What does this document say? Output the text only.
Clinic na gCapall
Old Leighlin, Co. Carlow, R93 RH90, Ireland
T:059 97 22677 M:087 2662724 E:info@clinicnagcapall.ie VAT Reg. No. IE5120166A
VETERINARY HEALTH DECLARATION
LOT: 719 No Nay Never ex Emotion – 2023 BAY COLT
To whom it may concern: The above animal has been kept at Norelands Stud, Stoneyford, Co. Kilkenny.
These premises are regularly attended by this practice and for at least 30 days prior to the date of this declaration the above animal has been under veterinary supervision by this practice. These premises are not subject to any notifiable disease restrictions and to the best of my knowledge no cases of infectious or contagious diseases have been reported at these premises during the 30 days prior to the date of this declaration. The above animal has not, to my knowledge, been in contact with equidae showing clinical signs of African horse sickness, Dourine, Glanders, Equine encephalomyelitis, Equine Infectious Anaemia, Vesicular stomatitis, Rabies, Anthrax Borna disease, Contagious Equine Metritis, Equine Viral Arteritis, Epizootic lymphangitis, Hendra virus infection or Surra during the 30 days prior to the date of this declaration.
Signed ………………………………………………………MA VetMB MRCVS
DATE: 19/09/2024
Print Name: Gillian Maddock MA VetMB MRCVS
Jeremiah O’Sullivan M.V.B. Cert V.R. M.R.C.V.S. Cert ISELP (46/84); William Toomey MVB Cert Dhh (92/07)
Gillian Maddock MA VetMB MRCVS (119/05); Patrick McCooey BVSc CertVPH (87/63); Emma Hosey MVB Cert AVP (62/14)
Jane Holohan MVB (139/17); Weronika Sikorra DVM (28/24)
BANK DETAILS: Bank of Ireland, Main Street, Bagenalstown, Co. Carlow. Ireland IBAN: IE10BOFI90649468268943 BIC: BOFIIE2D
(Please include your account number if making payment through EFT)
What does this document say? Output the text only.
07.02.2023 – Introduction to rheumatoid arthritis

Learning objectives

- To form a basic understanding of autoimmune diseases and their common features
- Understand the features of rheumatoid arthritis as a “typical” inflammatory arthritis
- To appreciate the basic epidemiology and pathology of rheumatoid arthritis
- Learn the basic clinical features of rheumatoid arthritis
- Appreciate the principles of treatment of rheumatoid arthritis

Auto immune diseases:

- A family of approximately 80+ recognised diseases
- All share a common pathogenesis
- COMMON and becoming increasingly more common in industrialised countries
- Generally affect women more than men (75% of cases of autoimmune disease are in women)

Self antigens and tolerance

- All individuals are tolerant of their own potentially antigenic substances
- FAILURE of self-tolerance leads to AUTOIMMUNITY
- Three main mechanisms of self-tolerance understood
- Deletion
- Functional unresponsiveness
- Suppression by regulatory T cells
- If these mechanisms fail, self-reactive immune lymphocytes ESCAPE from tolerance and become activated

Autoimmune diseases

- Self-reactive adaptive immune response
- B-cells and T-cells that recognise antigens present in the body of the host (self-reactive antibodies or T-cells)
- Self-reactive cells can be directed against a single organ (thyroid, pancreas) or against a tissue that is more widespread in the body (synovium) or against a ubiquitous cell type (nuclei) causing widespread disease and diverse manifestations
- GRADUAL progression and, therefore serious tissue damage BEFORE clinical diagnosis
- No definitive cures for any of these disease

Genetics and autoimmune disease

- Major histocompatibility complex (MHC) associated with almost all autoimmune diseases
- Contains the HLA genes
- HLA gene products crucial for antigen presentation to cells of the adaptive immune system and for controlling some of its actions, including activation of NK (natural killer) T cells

→ Work order: Take every line from the listing above that includes the word "adaptive" and copy it.

→ Answer box:
- Self-reactive adaptive immune response
- HLA gene products crucial for antigen presentation to cells of the adaptive immune system and for controlling some of its actions, including activation of NK (natural killer) T cells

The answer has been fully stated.